Exclude all pictures, then copy each of the records exactly as written.

# GIVEN ENTRIES
■ ■ ■ ■
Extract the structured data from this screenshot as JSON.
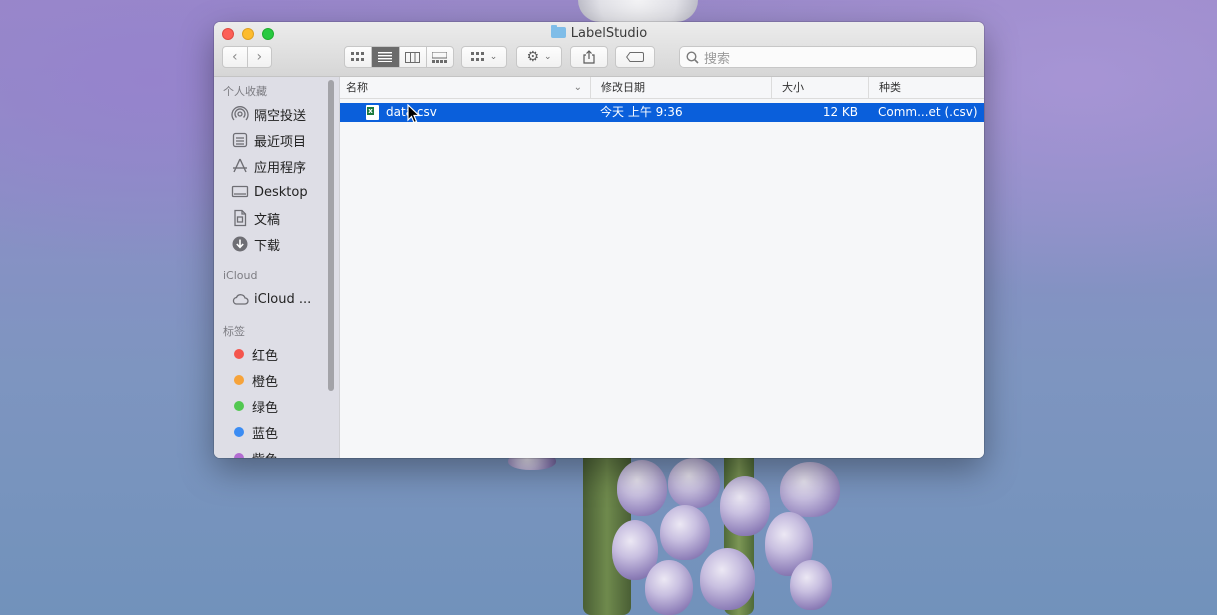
{
  "window": {
    "title": "LabelStudio"
  },
  "toolbar": {
    "search_placeholder": "搜索"
  },
  "sidebar": {
    "favorites_header": "个人收藏",
    "favorites": [
      {
        "label": "隔空投送",
        "icon": "airdrop-icon"
      },
      {
        "label": "最近项目",
        "icon": "recents-icon"
      },
      {
        "label": "应用程序",
        "icon": "applications-icon"
      },
      {
        "label": "Desktop",
        "icon": "desktop-icon"
      },
      {
        "label": "文稿",
        "icon": "documents-icon"
      },
      {
        "label": "下载",
        "icon": "downloads-icon"
      }
    ],
    "icloud_header": "iCloud",
    "icloud_items": [
      {
        "label": "iCloud ...",
        "icon": "cloud-icon"
      }
    ],
    "tags_header": "标签",
    "tags": [
      {
        "label": "红色",
        "color": "#f4554d"
      },
      {
        "label": "橙色",
        "color": "#f6a33a"
      },
      {
        "label": "绿色",
        "color": "#52c851"
      },
      {
        "label": "蓝色",
        "color": "#3b8cf3"
      },
      {
        "label": "紫色",
        "color": "#b26cd2"
      }
    ]
  },
  "columns": {
    "name": "名称",
    "date": "修改日期",
    "size": "大小",
    "kind": "种类"
  },
  "files": [
    {
      "name": "data.csv",
      "date": "今天 上午 9:36",
      "size": "12 KB",
      "kind": "Comm...et (.csv)"
    }
  ],
  "colors": {
    "selection": "#0a5fdb",
    "sidebar_bg": "#dedee6"
  }
}
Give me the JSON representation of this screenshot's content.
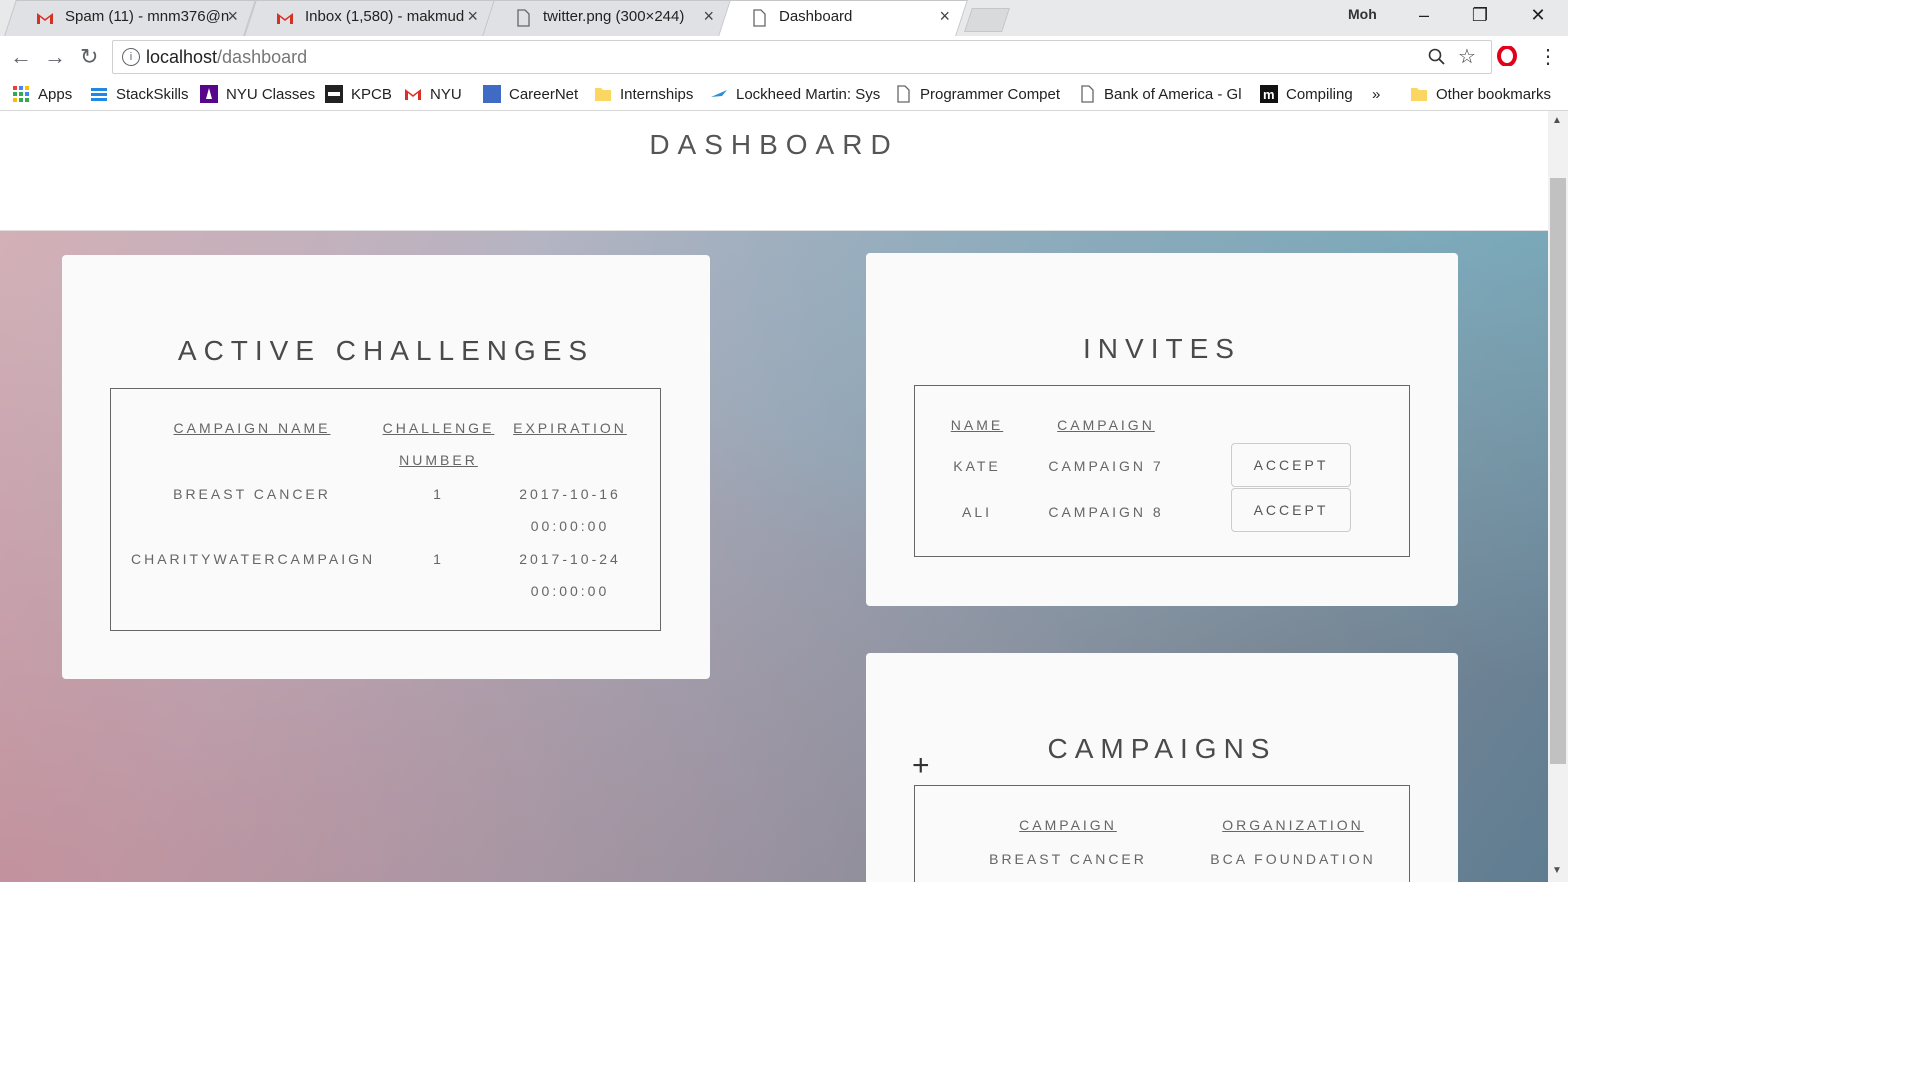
{
  "browser": {
    "tabs": [
      {
        "title": "Spam (11) - mnm376@n",
        "icon": "gmail-icon"
      },
      {
        "title": "Inbox (1,580) - makmud",
        "icon": "gmail-icon"
      },
      {
        "title": "twitter.png (300×244)",
        "icon": "page-icon"
      },
      {
        "title": "Dashboard",
        "icon": "page-icon"
      }
    ],
    "profile_name": "Moh",
    "url_host": "localhost",
    "url_path": "/dashboard",
    "bookmarks": [
      {
        "label": "Apps",
        "icon": "apps-grid-icon"
      },
      {
        "label": "StackSkills",
        "icon": "stackskills-icon"
      },
      {
        "label": "NYU Classes",
        "icon": "nyu-icon"
      },
      {
        "label": "KPCB",
        "icon": "kpcb-icon"
      },
      {
        "label": "NYU",
        "icon": "gmail-icon"
      },
      {
        "label": "CareerNet",
        "icon": "careernet-icon"
      },
      {
        "label": "Internships",
        "icon": "folder-icon"
      },
      {
        "label": "Lockheed Martin: Sys",
        "icon": "lockheed-icon"
      },
      {
        "label": "Programmer Compet",
        "icon": "page-icon"
      },
      {
        "label": "Bank of America - Gl",
        "icon": "page-icon"
      },
      {
        "label": "Compiling",
        "icon": "m-icon"
      },
      {
        "label": "»",
        "icon": "more-icon"
      },
      {
        "label": "Other bookmarks",
        "icon": "folder-icon"
      }
    ]
  },
  "page": {
    "title": "DASHBOARD",
    "active_challenges": {
      "title": "ACTIVE CHALLENGES",
      "headers": [
        "CAMPAIGN NAME",
        "CHALLENGE",
        "NUMBER",
        "EXPIRATION"
      ],
      "rows": [
        {
          "campaign": "BREAST CANCER",
          "number": "1",
          "date": "2017-10-16",
          "time": "00:00:00"
        },
        {
          "campaign": "CHARITYWATERCAMPAIGN",
          "number": "1",
          "date": "2017-10-24",
          "time": "00:00:00"
        }
      ]
    },
    "invites": {
      "title": "INVITES",
      "headers": [
        "NAME",
        "CAMPAIGN"
      ],
      "rows": [
        {
          "name": "KATE",
          "campaign": "CAMPAIGN 7",
          "action": "ACCEPT"
        },
        {
          "name": "ALI",
          "campaign": "CAMPAIGN 8",
          "action": "ACCEPT"
        }
      ]
    },
    "campaigns": {
      "title": "CAMPAIGNS",
      "add_symbol": "+",
      "headers": [
        "CAMPAIGN",
        "ORGANIZATION"
      ],
      "rows": [
        {
          "campaign": "BREAST CANCER",
          "organization": "BCA FOUNDATION"
        }
      ]
    }
  }
}
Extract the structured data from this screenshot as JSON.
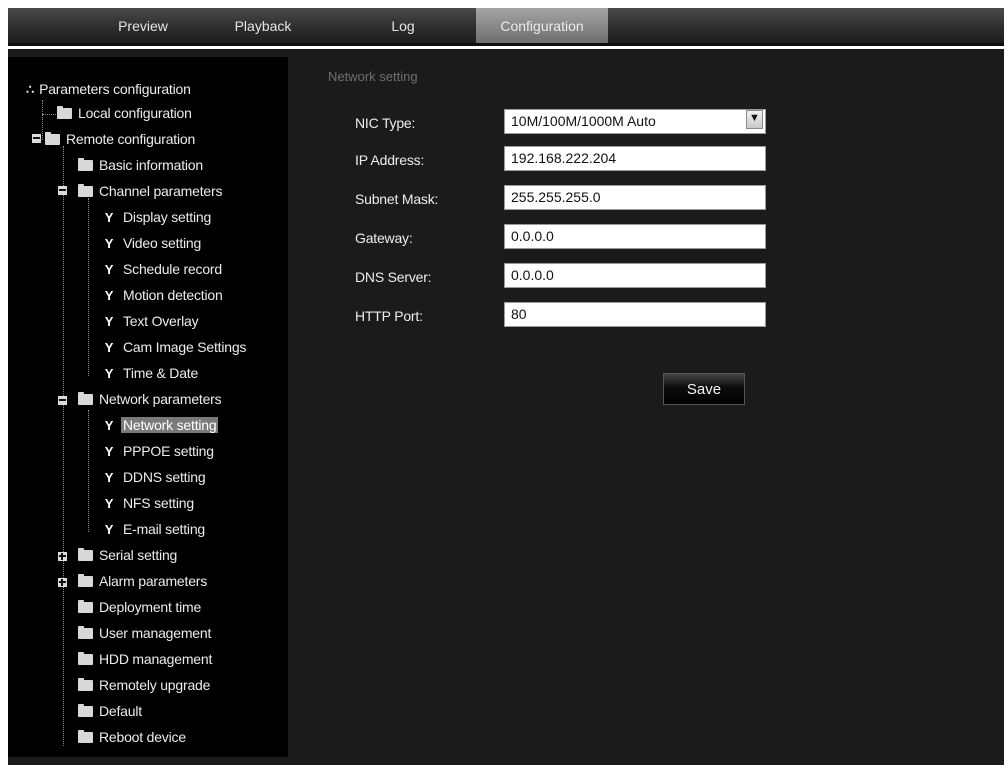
{
  "tabs": [
    {
      "label": "Preview",
      "active": false
    },
    {
      "label": "Playback",
      "active": false
    },
    {
      "label": "Log",
      "active": false
    },
    {
      "label": "Configuration",
      "active": true
    }
  ],
  "tree": {
    "root": "Parameters configuration",
    "local_configuration": "Local configuration",
    "remote_configuration": "Remote configuration",
    "basic_information": "Basic information",
    "channel_parameters": "Channel parameters",
    "display_setting": "Display setting",
    "video_setting": "Video setting",
    "schedule_record": "Schedule record",
    "motion_detection": "Motion detection",
    "text_overlay": "Text Overlay",
    "cam_image_settings": "Cam Image Settings",
    "time_date": "Time & Date",
    "network_parameters": "Network parameters",
    "network_setting": "Network setting",
    "pppoe_setting": "PPPOE setting",
    "ddns_setting": "DDNS setting",
    "nfs_setting": "NFS setting",
    "email_setting": "E-mail setting",
    "serial_setting": "Serial setting",
    "alarm_parameters": "Alarm parameters",
    "deployment_time": "Deployment time",
    "user_management": "User management",
    "hdd_management": "HDD management",
    "remotely_upgrade": "Remotely upgrade",
    "default": "Default",
    "reboot_device": "Reboot device",
    "selected": "Network setting"
  },
  "form": {
    "section_title": "Network setting",
    "nic_type_label": "NIC Type:",
    "nic_type_value": "10M/100M/1000M Auto",
    "ip_address_label": "IP Address:",
    "ip_address_value": "192.168.222.204",
    "subnet_mask_label": "Subnet Mask:",
    "subnet_mask_value": "255.255.255.0",
    "gateway_label": "Gateway:",
    "gateway_value": "0.0.0.0",
    "dns_server_label": "DNS Server:",
    "dns_server_value": "0.0.0.0",
    "http_port_label": "HTTP Port:",
    "http_port_value": "80",
    "save_label": "Save"
  },
  "colors": {
    "background": "#1b1b1b",
    "sidebar": "#000000",
    "active_tab": "#8a8a8a",
    "selected_item": "#7a7a7a"
  }
}
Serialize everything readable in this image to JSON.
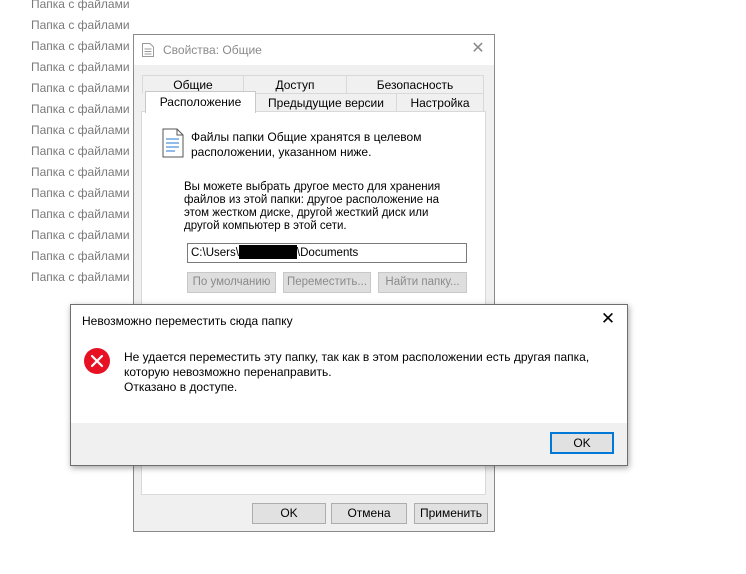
{
  "background_list": {
    "items": [
      "Папка с файлами",
      "Папка с файлами",
      "Папка с файлами",
      "Папка с файлами",
      "Папка с файлами",
      "Папка с файлами",
      "Папка с файлами",
      "Папка с файлами",
      "Папка с файлами",
      "Папка с файлами",
      "Папка с файлами",
      "Папка с файлами",
      "Папка с файлами",
      "Папка с файлами"
    ]
  },
  "properties_dialog": {
    "title": "Свойства: Общие",
    "close_glyph": "✕",
    "tabs_row1": [
      "Общие",
      "Доступ",
      "Безопасность"
    ],
    "tabs_row2": [
      "Расположение",
      "Предыдущие версии",
      "Настройка"
    ],
    "active_tab": "Расположение",
    "info_text": "Файлы папки Общие хранятся в целевом расположении, указанном ниже.",
    "help_text": "Вы можете выбрать другое место для хранения файлов из этой папки: другое расположение на этом жестком диске, другой жесткий диск или другой компьютер в этой сети.",
    "path_prefix": "C:\\Users\\",
    "path_suffix": "\\Documents",
    "buttons": {
      "default": "По умолчанию",
      "move": "Переместить...",
      "find": "Найти папку..."
    },
    "footer": {
      "ok": "OK",
      "cancel": "Отмена",
      "apply": "Применить"
    }
  },
  "error_dialog": {
    "title": "Невозможно переместить сюда папку",
    "close_glyph": "✕",
    "message_line1": "Не удается переместить эту папку, так как в этом расположении есть другая папка,",
    "message_line2": "которую невозможно перенаправить.",
    "message_line3": "Отказано в доступе.",
    "ok": "OK",
    "icon": "error-icon",
    "icon_color": "#e81123"
  }
}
■ ■ ■ ■
# ANSWER
Extract the structured data from this screenshot as JSON.
{
  "window": {
    "title": "LabelStudio"
  },
  "toolbar": {
    "search_placeholder": "搜索"
  },
  "sidebar": {
    "favorites_header": "个人收藏",
    "favorites": [
      {
        "label": "隔空投送",
        "icon": "airdrop-icon"
      },
      {
        "label": "最近项目",
        "icon": "recents-icon"
      },
      {
        "label": "应用程序",
        "icon": "applications-icon"
      },
      {
        "label": "Desktop",
        "icon": "desktop-icon"
      },
      {
        "label": "文稿",
        "icon": "documents-icon"
      },
      {
        "label": "下载",
        "icon": "downloads-icon"
      }
    ],
    "icloud_header": "iCloud",
    "icloud_items": [
      {
        "label": "iCloud ...",
        "icon": "cloud-icon"
      }
    ],
    "tags_header": "标签",
    "tags": [
      {
        "label": "红色",
        "color": "#f4554d"
      },
      {
        "label": "橙色",
        "color": "#f6a33a"
      },
      {
        "label": "绿色",
        "color": "#52c851"
      },
      {
        "label": "蓝色",
        "color": "#3b8cf3"
      },
      {
        "label": "紫色",
        "color": "#b26cd2"
      }
    ]
  },
  "columns": {
    "name": "名称",
    "date": "修改日期",
    "size": "大小",
    "kind": "种类"
  },
  "files": [
    {
      "name": "data.csv",
      "date": "今天 上午 9:36",
      "size": "12 KB",
      "kind": "Comm...et (.csv)"
    }
  ],
  "colors": {
    "selection": "#0a5fdb",
    "sidebar_bg": "#dedee6"
  }
}
Give me the JSON representation of this screenshot's content.
{
  "browser": {
    "tabs": [
      {
        "title": "Spam (11) - mnm376@n",
        "icon": "gmail-icon"
      },
      {
        "title": "Inbox (1,580) - makmud",
        "icon": "gmail-icon"
      },
      {
        "title": "twitter.png (300×244)",
        "icon": "page-icon"
      },
      {
        "title": "Dashboard",
        "icon": "page-icon"
      }
    ],
    "profile_name": "Moh",
    "url_host": "localhost",
    "url_path": "/dashboard",
    "bookmarks": [
      {
        "label": "Apps",
        "icon": "apps-grid-icon"
      },
      {
        "label": "StackSkills",
        "icon": "stackskills-icon"
      },
      {
        "label": "NYU Classes",
        "icon": "nyu-icon"
      },
      {
        "label": "KPCB",
        "icon": "kpcb-icon"
      },
      {
        "label": "NYU",
        "icon": "gmail-icon"
      },
      {
        "label": "CareerNet",
        "icon": "careernet-icon"
      },
      {
        "label": "Internships",
        "icon": "folder-icon"
      },
      {
        "label": "Lockheed Martin: Sys",
        "icon": "lockheed-icon"
      },
      {
        "label": "Programmer Compet",
        "icon": "page-icon"
      },
      {
        "label": "Bank of America - Gl",
        "icon": "page-icon"
      },
      {
        "label": "Compiling",
        "icon": "m-icon"
      },
      {
        "label": "»",
        "icon": "more-icon"
      },
      {
        "label": "Other bookmarks",
        "icon": "folder-icon"
      }
    ]
  },
  "page": {
    "title": "DASHBOARD",
    "active_challenges": {
      "title": "ACTIVE CHALLENGES",
      "headers": [
        "CAMPAIGN NAME",
        "CHALLENGE",
        "NUMBER",
        "EXPIRATION"
      ],
      "rows": [
        {
          "campaign": "BREAST CANCER",
          "number": "1",
          "date": "2017-10-16",
          "time": "00:00:00"
        },
        {
          "campaign": "CHARITYWATERCAMPAIGN",
          "number": "1",
          "date": "2017-10-24",
          "time": "00:00:00"
        }
      ]
    },
    "invites": {
      "title": "INVITES",
      "headers": [
        "NAME",
        "CAMPAIGN"
      ],
      "rows": [
        {
          "name": "KATE",
          "campaign": "CAMPAIGN 7",
          "action": "ACCEPT"
        },
        {
          "name": "ALI",
          "campaign": "CAMPAIGN 8",
          "action": "ACCEPT"
        }
      ]
    },
    "campaigns": {
      "title": "CAMPAIGNS",
      "add_symbol": "+",
      "headers": [
        "CAMPAIGN",
        "ORGANIZATION"
      ],
      "rows": [
        {
          "campaign": "BREAST CANCER",
          "organization": "BCA FOUNDATION"
        }
      ]
    }
  }
}
Extract the structured data from this screenshot as JSON.
{
  "tabs": [
    {
      "label": "Preview",
      "active": false
    },
    {
      "label": "Playback",
      "active": false
    },
    {
      "label": "Log",
      "active": false
    },
    {
      "label": "Configuration",
      "active": true
    }
  ],
  "tree": {
    "root": "Parameters configuration",
    "local_configuration": "Local configuration",
    "remote_configuration": "Remote configuration",
    "basic_information": "Basic information",
    "channel_parameters": "Channel parameters",
    "display_setting": "Display setting",
    "video_setting": "Video setting",
    "schedule_record": "Schedule record",
    "motion_detection": "Motion detection",
    "text_overlay": "Text Overlay",
    "cam_image_settings": "Cam Image Settings",
    "time_date": "Time & Date",
    "network_parameters": "Network parameters",
    "network_setting": "Network setting",
    "pppoe_setting": "PPPOE setting",
    "ddns_setting": "DDNS setting",
    "nfs_setting": "NFS setting",
    "email_setting": "E-mail setting",
    "serial_setting": "Serial setting",
    "alarm_parameters": "Alarm parameters",
    "deployment_time": "Deployment time",
    "user_management": "User management",
    "hdd_management": "HDD management",
    "remotely_upgrade": "Remotely upgrade",
    "default": "Default",
    "reboot_device": "Reboot device",
    "selected": "Network setting"
  },
  "form": {
    "section_title": "Network setting",
    "nic_type_label": "NIC Type:",
    "nic_type_value": "10M/100M/1000M Auto",
    "ip_address_label": "IP Address:",
    "ip_address_value": "192.168.222.204",
    "subnet_mask_label": "Subnet Mask:",
    "subnet_mask_value": "255.255.255.0",
    "gateway_label": "Gateway:",
    "gateway_value": "0.0.0.0",
    "dns_server_label": "DNS Server:",
    "dns_server_value": "0.0.0.0",
    "http_port_label": "HTTP Port:",
    "http_port_value": "80",
    "save_label": "Save"
  },
  "colors": {
    "background": "#1b1b1b",
    "sidebar": "#000000",
    "active_tab": "#8a8a8a",
    "selected_item": "#7a7a7a"
  }
}
Serialize everything readable in this image to JSON.
{
  "background_list": {
    "items": [
      "Папка с файлами",
      "Папка с файлами",
      "Папка с файлами",
      "Папка с файлами",
      "Папка с файлами",
      "Папка с файлами",
      "Папка с файлами",
      "Папка с файлами",
      "Папка с файлами",
      "Папка с файлами",
      "Папка с файлами",
      "Папка с файлами",
      "Папка с файлами",
      "Папка с файлами"
    ]
  },
  "properties_dialog": {
    "title": "Свойства: Общие",
    "close_glyph": "✕",
    "tabs_row1": [
      "Общие",
      "Доступ",
      "Безопасность"
    ],
    "tabs_row2": [
      "Расположение",
      "Предыдущие версии",
      "Настройка"
    ],
    "active_tab": "Расположение",
    "info_text": "Файлы папки Общие хранятся в целевом расположении, указанном ниже.",
    "help_text": "Вы можете выбрать другое место для хранения файлов из этой папки: другое расположение на этом жестком диске, другой жесткий диск или другой компьютер в этой сети.",
    "path_prefix": "C:\\Users\\",
    "path_suffix": "\\Documents",
    "buttons": {
      "default": "По умолчанию",
      "move": "Переместить...",
      "find": "Найти папку..."
    },
    "footer": {
      "ok": "OK",
      "cancel": "Отмена",
      "apply": "Применить"
    }
  },
  "error_dialog": {
    "title": "Невозможно переместить сюда папку",
    "close_glyph": "✕",
    "message_line1": "Не удается переместить эту папку, так как в этом расположении есть другая папка,",
    "message_line2": "которую невозможно перенаправить.",
    "message_line3": "Отказано в доступе.",
    "ok": "OK",
    "icon": "error-icon",
    "icon_color": "#e81123"
  }
}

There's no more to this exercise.